Select the lines below containing the word "Group".

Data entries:
..............................

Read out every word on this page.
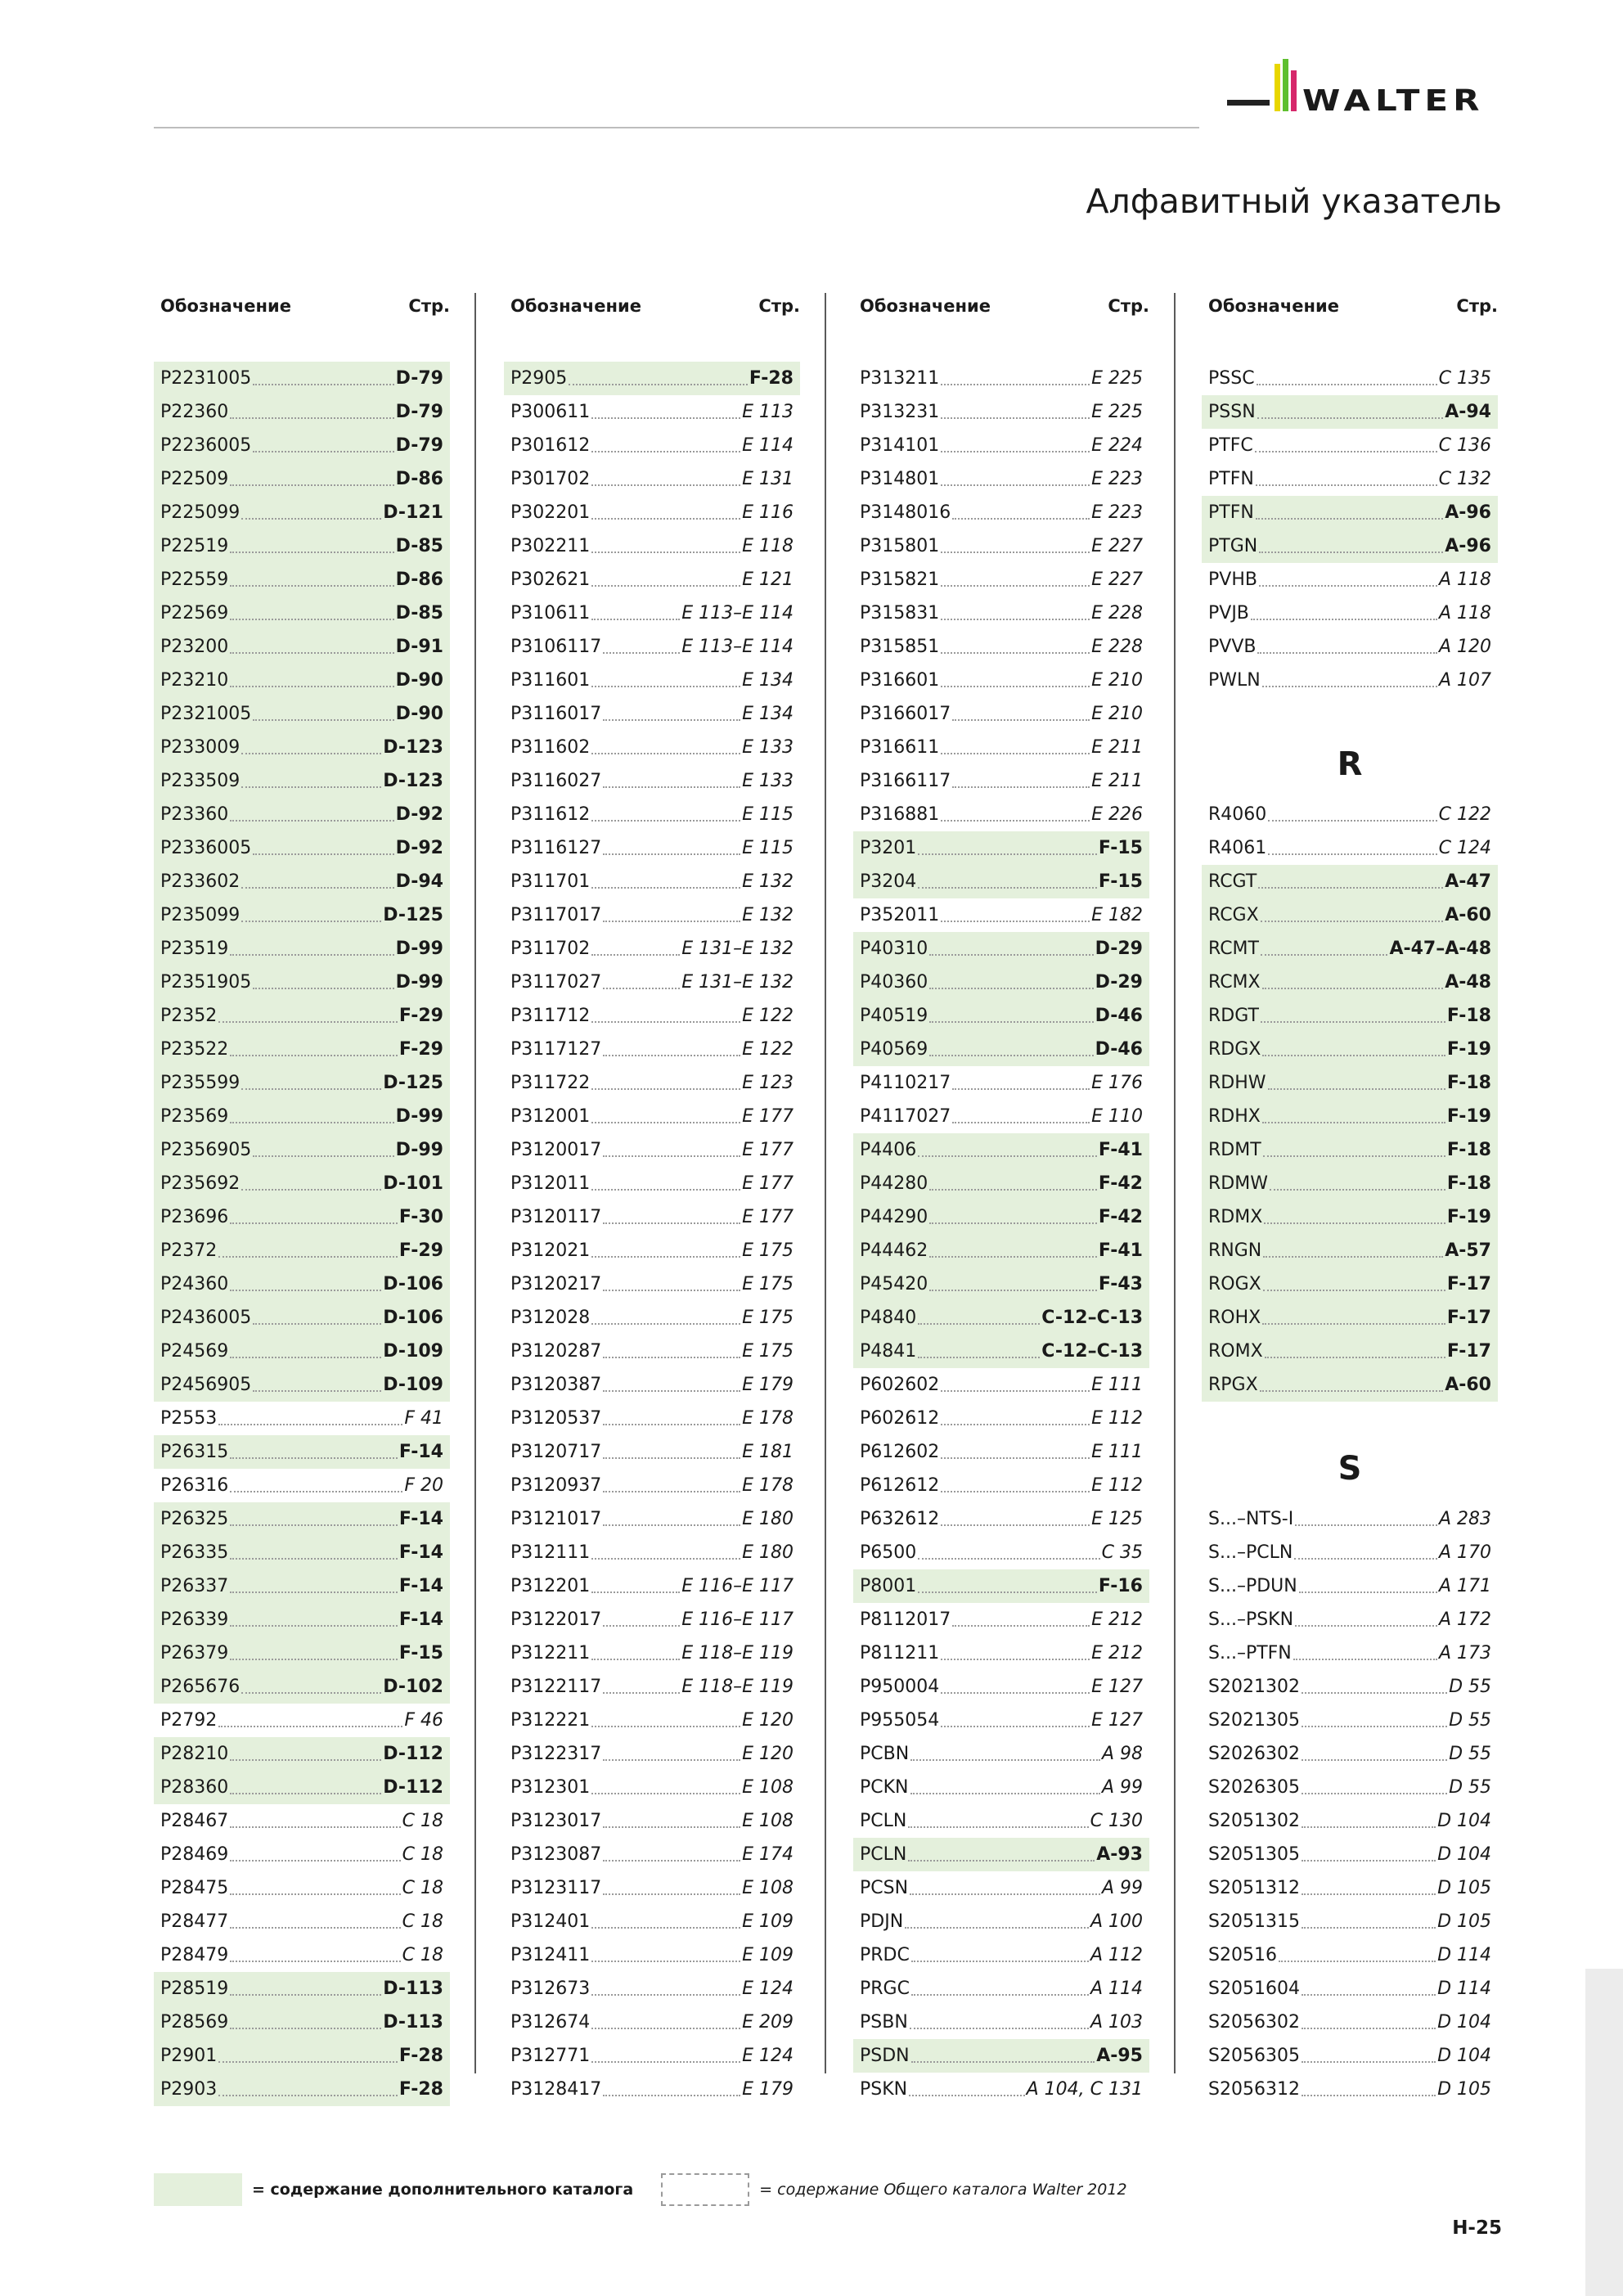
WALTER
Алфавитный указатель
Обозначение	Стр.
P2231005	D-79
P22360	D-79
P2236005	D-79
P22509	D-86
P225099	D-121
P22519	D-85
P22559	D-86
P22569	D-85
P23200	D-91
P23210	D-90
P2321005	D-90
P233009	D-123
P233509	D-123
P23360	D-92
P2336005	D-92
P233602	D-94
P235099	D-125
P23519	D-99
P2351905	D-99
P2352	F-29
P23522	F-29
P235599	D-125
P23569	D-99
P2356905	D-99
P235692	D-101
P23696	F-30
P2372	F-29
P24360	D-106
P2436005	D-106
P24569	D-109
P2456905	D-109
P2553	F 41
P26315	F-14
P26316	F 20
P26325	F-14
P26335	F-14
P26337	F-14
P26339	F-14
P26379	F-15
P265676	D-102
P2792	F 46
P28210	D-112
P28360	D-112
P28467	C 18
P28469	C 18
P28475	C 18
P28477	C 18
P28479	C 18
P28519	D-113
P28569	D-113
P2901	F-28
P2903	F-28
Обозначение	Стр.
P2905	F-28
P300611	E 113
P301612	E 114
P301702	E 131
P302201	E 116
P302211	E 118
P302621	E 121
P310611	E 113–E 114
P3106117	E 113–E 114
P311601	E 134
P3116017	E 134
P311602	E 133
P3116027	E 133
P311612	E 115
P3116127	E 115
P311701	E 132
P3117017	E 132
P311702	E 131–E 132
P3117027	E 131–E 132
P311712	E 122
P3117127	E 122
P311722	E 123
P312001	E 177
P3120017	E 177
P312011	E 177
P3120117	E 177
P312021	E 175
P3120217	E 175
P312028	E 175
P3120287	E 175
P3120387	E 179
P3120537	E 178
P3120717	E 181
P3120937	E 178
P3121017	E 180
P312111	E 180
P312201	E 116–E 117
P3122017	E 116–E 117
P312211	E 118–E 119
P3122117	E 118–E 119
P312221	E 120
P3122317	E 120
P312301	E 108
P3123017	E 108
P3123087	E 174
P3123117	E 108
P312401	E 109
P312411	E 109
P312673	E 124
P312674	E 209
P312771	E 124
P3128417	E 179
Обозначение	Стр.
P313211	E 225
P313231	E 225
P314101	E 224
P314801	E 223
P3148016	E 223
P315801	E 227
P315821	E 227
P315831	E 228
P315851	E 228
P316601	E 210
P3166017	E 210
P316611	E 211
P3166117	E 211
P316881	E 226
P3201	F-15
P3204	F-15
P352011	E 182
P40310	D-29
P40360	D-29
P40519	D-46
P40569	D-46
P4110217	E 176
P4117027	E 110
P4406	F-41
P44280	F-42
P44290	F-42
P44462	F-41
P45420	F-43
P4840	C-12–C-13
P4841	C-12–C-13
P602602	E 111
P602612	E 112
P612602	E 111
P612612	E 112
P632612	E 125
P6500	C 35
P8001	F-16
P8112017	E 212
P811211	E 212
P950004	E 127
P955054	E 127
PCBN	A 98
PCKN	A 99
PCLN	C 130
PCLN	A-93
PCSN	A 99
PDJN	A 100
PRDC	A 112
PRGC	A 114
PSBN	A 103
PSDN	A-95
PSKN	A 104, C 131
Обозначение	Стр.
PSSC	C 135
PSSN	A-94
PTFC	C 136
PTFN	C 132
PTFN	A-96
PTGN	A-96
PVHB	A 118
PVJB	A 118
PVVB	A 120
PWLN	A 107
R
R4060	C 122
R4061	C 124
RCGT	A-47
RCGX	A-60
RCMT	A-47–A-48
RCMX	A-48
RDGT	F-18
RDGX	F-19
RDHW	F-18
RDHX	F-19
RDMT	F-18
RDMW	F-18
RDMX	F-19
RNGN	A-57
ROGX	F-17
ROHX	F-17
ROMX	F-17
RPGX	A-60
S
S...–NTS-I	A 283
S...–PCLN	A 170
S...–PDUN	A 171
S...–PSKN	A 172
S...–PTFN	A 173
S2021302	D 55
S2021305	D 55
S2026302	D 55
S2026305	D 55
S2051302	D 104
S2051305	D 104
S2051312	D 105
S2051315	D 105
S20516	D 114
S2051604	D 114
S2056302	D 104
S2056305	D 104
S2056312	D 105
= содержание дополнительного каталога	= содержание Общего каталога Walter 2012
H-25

..............................

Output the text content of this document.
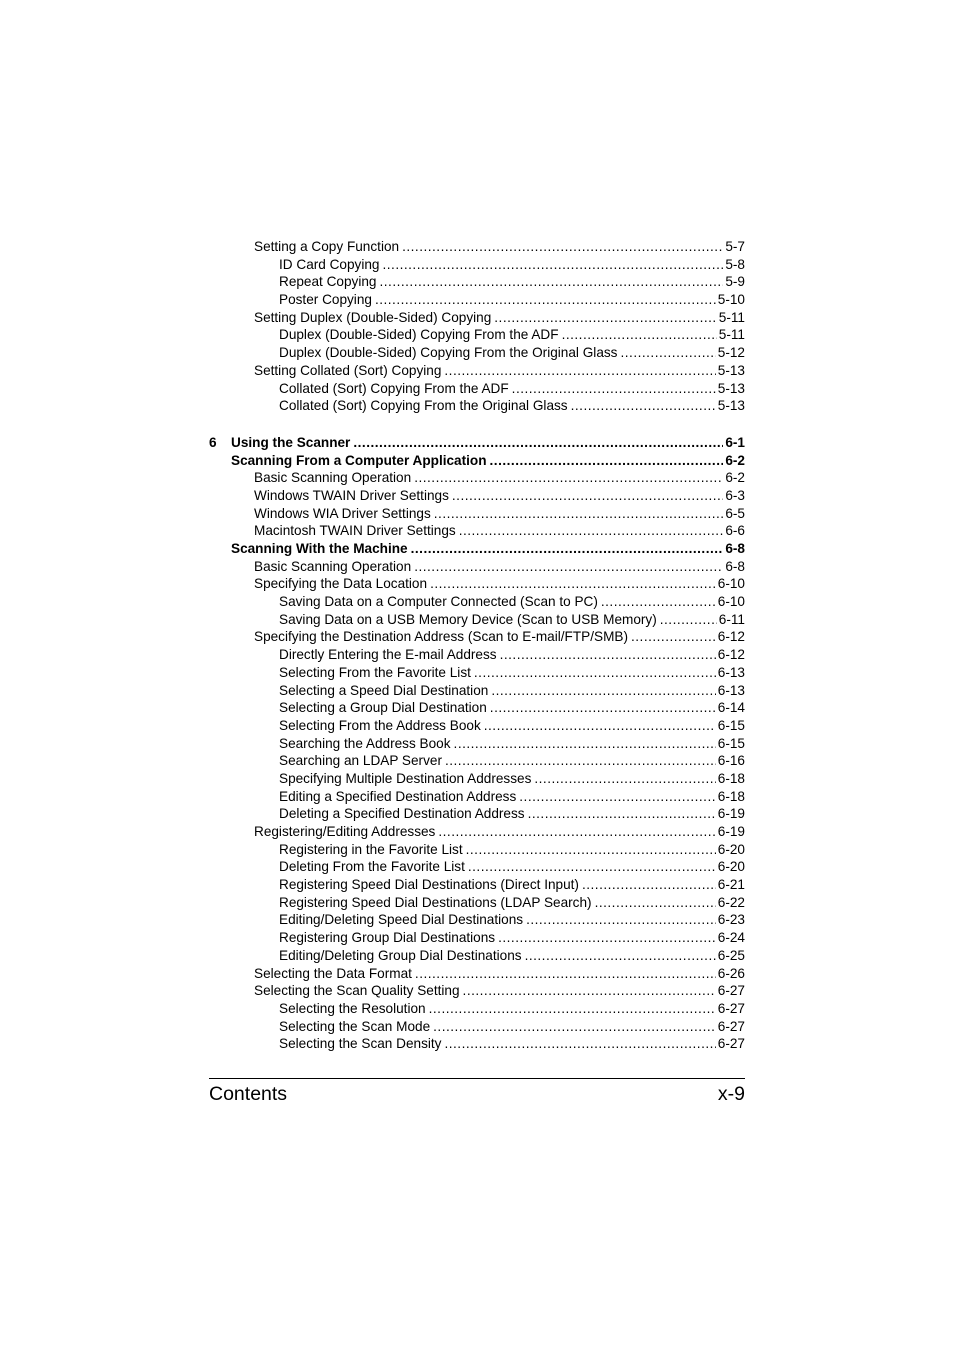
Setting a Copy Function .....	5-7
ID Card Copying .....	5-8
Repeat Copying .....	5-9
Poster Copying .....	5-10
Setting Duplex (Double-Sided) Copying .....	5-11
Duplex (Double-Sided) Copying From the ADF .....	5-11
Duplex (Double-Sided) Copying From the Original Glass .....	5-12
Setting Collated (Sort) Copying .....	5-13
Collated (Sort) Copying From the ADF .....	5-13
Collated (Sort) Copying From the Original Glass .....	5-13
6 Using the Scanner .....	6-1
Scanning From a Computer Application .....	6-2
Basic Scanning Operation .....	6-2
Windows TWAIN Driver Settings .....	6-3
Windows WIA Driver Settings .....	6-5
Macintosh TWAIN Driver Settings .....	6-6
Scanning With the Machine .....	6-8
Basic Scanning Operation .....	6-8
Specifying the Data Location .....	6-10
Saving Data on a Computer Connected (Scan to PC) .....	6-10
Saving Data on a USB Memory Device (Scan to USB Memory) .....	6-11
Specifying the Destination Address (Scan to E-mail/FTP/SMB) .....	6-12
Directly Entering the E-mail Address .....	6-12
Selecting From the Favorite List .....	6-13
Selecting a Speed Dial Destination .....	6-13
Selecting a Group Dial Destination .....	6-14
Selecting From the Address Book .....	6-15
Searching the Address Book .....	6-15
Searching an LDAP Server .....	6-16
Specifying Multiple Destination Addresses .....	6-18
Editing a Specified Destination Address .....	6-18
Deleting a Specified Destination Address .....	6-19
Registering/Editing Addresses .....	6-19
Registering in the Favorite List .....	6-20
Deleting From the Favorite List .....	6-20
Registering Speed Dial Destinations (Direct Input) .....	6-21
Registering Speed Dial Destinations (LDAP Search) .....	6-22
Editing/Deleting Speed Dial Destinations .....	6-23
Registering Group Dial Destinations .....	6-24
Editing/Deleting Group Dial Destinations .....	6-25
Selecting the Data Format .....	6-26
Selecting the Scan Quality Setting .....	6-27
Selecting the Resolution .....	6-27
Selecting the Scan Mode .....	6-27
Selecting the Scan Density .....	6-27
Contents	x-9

..............................

● **Complete response**
Selecting a Group Dial Destination .....	6-14
Registering Group Dial Destinations .....	6-24
Editing/Deleting Group Dial Destinations .....	6-25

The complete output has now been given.